"""

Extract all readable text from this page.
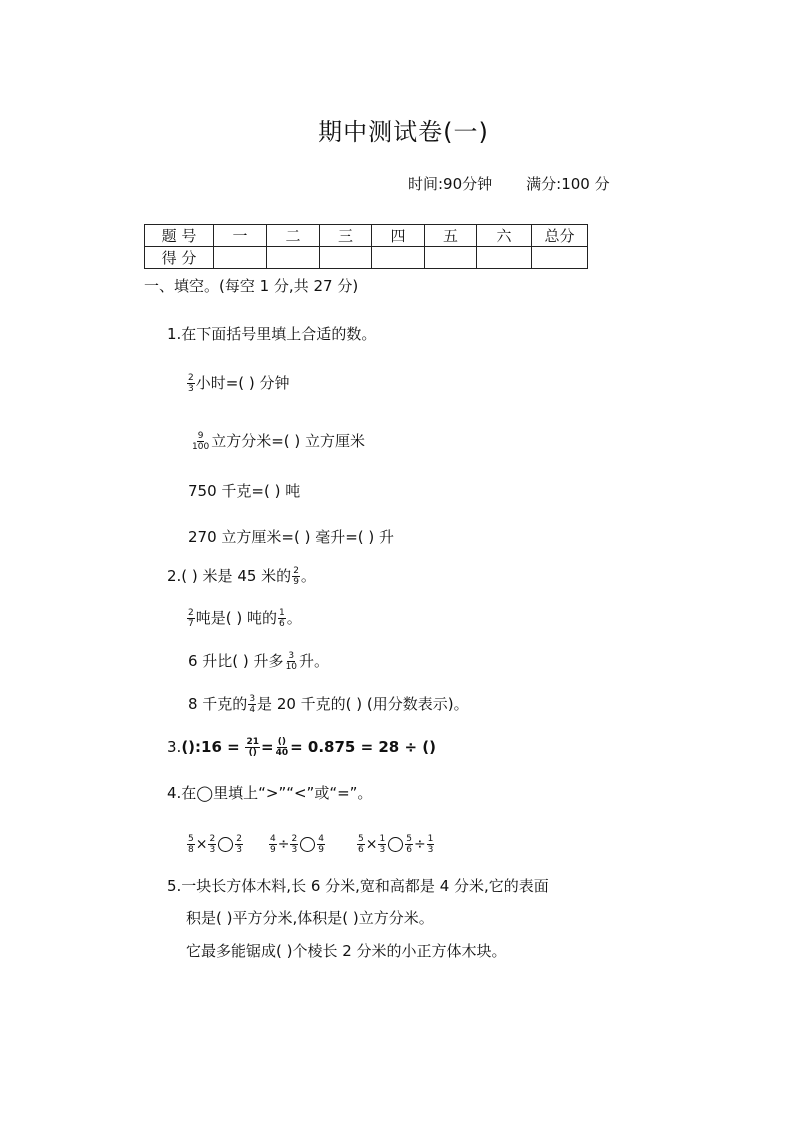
期中测试卷(一)
时间:90分钟 满分:100 分
题 号	一	二	三	四	五	六	总分
得 分							
一、填空。(每空 1 分,共 27 分)
1.在下面括号里填上合适的数。
$\frac{2}{3}$ 小时=( ) 分钟
$\frac{9}{100}$ 立方分米=( ) 立方厘米
750 千克=( ) 吨
270 立方厘米=( ) 毫升=( ) 升
2.( ) 米是 45 米的 $\frac{2}{9}$ 。
$\frac{2}{7}$ 吨是( ) 吨的 $\frac{1}{6}$ 。
6 升比( ) 升多 $\frac{3}{10}$ 升。
8 千克的 $\frac{3}{4}$ 是 20 千克的( ) (用分数表示)。
3.():16 = $\frac{21}{()} = \frac{()}{40} = 0.875 = 28$ ÷ ()
4.在◯里填上“>”“<”或“=”。
$\frac{5}{8} \times \frac{2}{3} \frac{2}{3}$	$\frac{4}{9} \div \frac{2}{3} \frac{4}{9}$	$\frac{5}{6} \times \frac{1}{3} \frac{5}{6} \div \frac{1}{3}$
5.一块长方体木料,长 6 分米,宽和高都是 4 分米,它的表面
积是( )平方分米,体积是( )立方分米。
它最多能锯成( )个棱长 2 分米的小正方体木块。
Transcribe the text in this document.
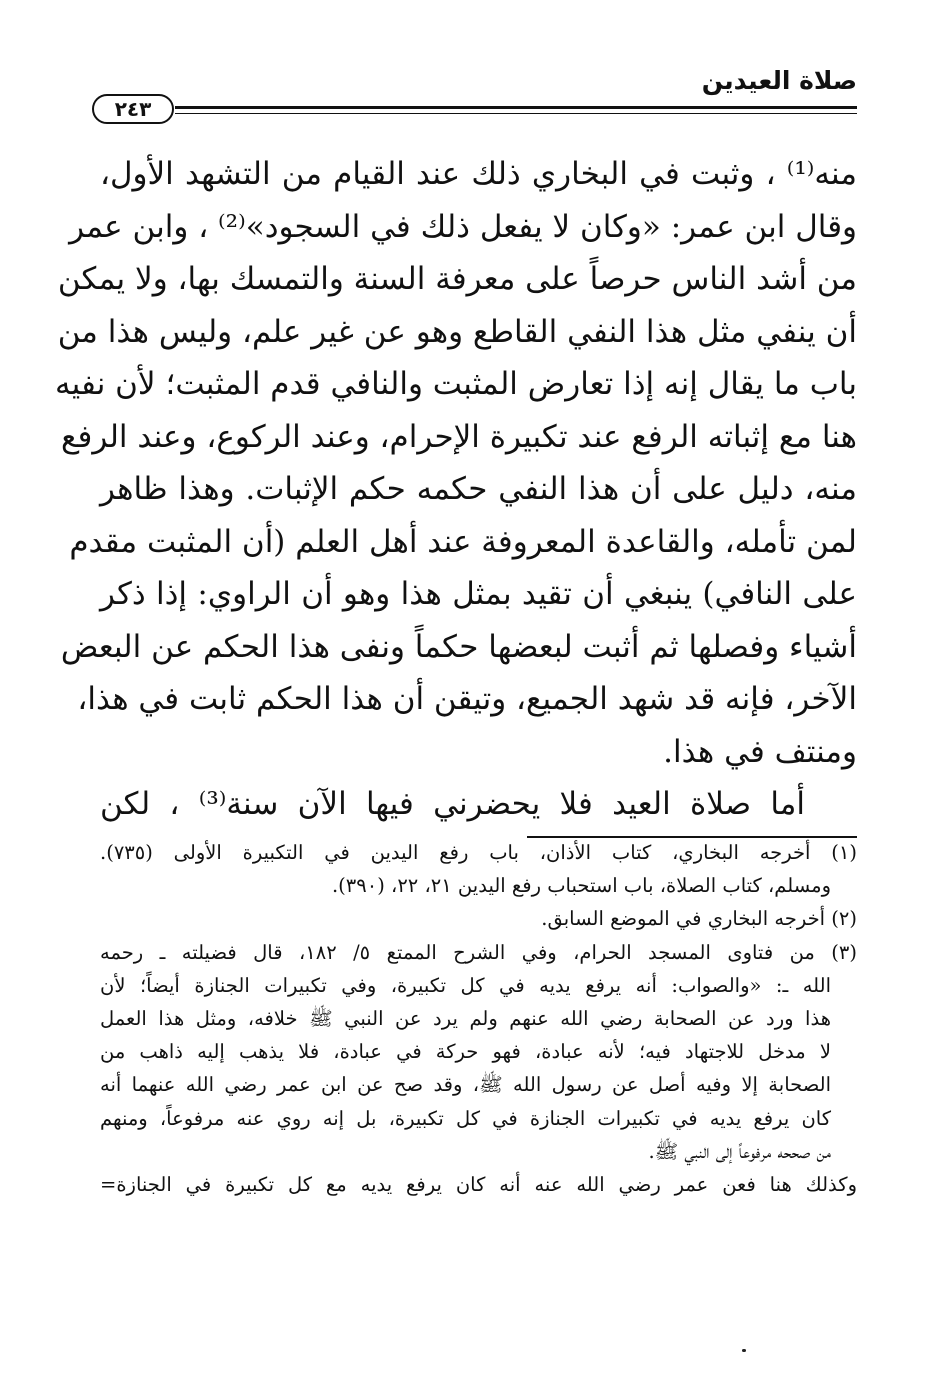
صلاة العيدين
٢٤٣
منه⁽¹⁾ ، وثبت في البخاري ذلك عند القيام من التشهد الأول،
وقال ابن عمر: «وكان لا يفعل ذلك في السجود»⁽²⁾ ، وابن عمر
من أشد الناس حرصاً على معرفة السنة والتمسك بها، ولا يمكن
أن ينفي مثل هذا النفي القاطع وهو عن غير علم، وليس هذا من
باب ما يقال إنه إذا تعارض المثبت والنافي قدم المثبت؛ لأن نفيه
هنا مع إثباته الرفع عند تكبيرة الإحرام، وعند الركوع، وعند الرفع
منه، دليل على أن هذا النفي حكمه حكم الإثبات. وهذا ظاهر
لمن تأمله، والقاعدة المعروفة عند أهل العلم (أن المثبت مقدم
على النافي) ينبغي أن تقيد بمثل هذا وهو أن الراوي: إذا ذكر
أشياء وفصلها ثم أثبت لبعضها حكماً ونفى هذا الحكم عن البعض
الآخر، فإنه قد شهد الجميع، وتيقن أن هذا الحكم ثابت في هذا،
ومنتف في هذا.
أما صلاة العيد فلا يحضرني فيها الآن سنة⁽³⁾ ، لكن
(١) أخرجه البخاري، كتاب الأذان، باب رفع اليدين في التكبيرة الأولى (٧٣٥).
ومسلم، كتاب الصلاة، باب استحباب رفع اليدين ٢١، ٢٢، (٣٩٠).
(٢) أخرجه البخاري في الموضع السابق.
(٣) من فتاوى المسجد الحرام، وفي الشرح الممتع ٥/ ١٨٢، قال فضيلته ـ رحمه
الله ـ: «والصواب: أنه يرفع يديه في كل تكبيرة، وفي تكبيرات الجنازة أيضاً؛ لأن
هذا ورد عن الصحابة رضي الله عنهم ولم يرد عن النبي ﷺ خلافه، ومثل هذا العمل
لا مدخل للاجتهاد فيه؛ لأنه عبادة، فهو حركة في عبادة، فلا يذهب إليه ذاهب من
الصحابة إلا وفيه أصل عن رسول الله ﷺ، وقد صح عن ابن عمر رضي الله عنهما أنه
كان يرفع يديه في تكبيرات الجنازة في كل تكبيرة، بل إنه روي عنه مرفوعاً، ومنهم
من صححه مرفوعاً إلى النبي ﷺ.
وكذلك هنا فعن عمر رضي الله عنه أنه كان يرفع يديه مع كل تكبيرة في الجنازة=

"""

## TASK TO CARRY OUT:
Every line is to be duplicated exactly, though pictures stay out.

## SOLUTION TO THIS EXERCISE:
Extract all readable text from this page.
期中测试卷(一)
时间:90分钟 满分:100 分
题 号	一	二	三	四	五	六	总分
得 分							
一、填空。(每空 1 分,共 27 分)
1.在下面括号里填上合适的数。
$\frac{2}{3}$ 小时=( ) 分钟
$\frac{9}{100}$ 立方分米=( ) 立方厘米
750 千克=( ) 吨
270 立方厘米=( ) 毫升=( ) 升
2.( ) 米是 45 米的 $\frac{2}{9}$ 。
$\frac{2}{7}$ 吨是( ) 吨的 $\frac{1}{6}$ 。
6 升比( ) 升多 $\frac{3}{10}$ 升。
8 千克的 $\frac{3}{4}$ 是 20 千克的( ) (用分数表示)。
3.():16 = $\frac{21}{()} = \frac{()}{40} = 0.875 = 28$ ÷ ()
4.在◯里填上“>”“<”或“=”。
$\frac{5}{8} \times \frac{2}{3} \frac{2}{3}$	$\frac{4}{9} \div \frac{2}{3} \frac{4}{9}$	$\frac{5}{6} \times \frac{1}{3} \frac{5}{6} \div \frac{1}{3}$
5.一块长方体木料,长 6 分米,宽和高都是 4 分米,它的表面
积是( )平方分米,体积是( )立方分米。
它最多能锯成( )个棱长 2 分米的小正方体木块。
Transcribe the text in this document.
صلاة العيدين
٢٤٣
منه⁽¹⁾ ، وثبت في البخاري ذلك عند القيام من التشهد الأول،
وقال ابن عمر: «وكان لا يفعل ذلك في السجود»⁽²⁾ ، وابن عمر
من أشد الناس حرصاً على معرفة السنة والتمسك بها، ولا يمكن
أن ينفي مثل هذا النفي القاطع وهو عن غير علم، وليس هذا من
باب ما يقال إنه إذا تعارض المثبت والنافي قدم المثبت؛ لأن نفيه
هنا مع إثباته الرفع عند تكبيرة الإحرام، وعند الركوع، وعند الرفع
منه، دليل على أن هذا النفي حكمه حكم الإثبات. وهذا ظاهر
لمن تأمله، والقاعدة المعروفة عند أهل العلم (أن المثبت مقدم
على النافي) ينبغي أن تقيد بمثل هذا وهو أن الراوي: إذا ذكر
أشياء وفصلها ثم أثبت لبعضها حكماً ونفى هذا الحكم عن البعض
الآخر، فإنه قد شهد الجميع، وتيقن أن هذا الحكم ثابت في هذا،
ومنتف في هذا.
أما صلاة العيد فلا يحضرني فيها الآن سنة⁽³⁾ ، لكن
(١) أخرجه البخاري، كتاب الأذان، باب رفع اليدين في التكبيرة الأولى (٧٣٥).
ومسلم، كتاب الصلاة، باب استحباب رفع اليدين ٢١، ٢٢، (٣٩٠).
(٢) أخرجه البخاري في الموضع السابق.
(٣) من فتاوى المسجد الحرام، وفي الشرح الممتع ٥/ ١٨٢، قال فضيلته ـ رحمه
الله ـ: «والصواب: أنه يرفع يديه في كل تكبيرة، وفي تكبيرات الجنازة أيضاً؛ لأن
هذا ورد عن الصحابة رضي الله عنهم ولم يرد عن النبي ﷺ خلافه، ومثل هذا العمل
لا مدخل للاجتهاد فيه؛ لأنه عبادة، فهو حركة في عبادة، فلا يذهب إليه ذاهب من
الصحابة إلا وفيه أصل عن رسول الله ﷺ، وقد صح عن ابن عمر رضي الله عنهما أنه
كان يرفع يديه في تكبيرات الجنازة في كل تكبيرة، بل إنه روي عنه مرفوعاً، ومنهم
من صححه مرفوعاً إلى النبي ﷺ.
وكذلك هنا فعن عمر رضي الله عنه أنه كان يرفع يديه مع كل تكبيرة في الجنازة=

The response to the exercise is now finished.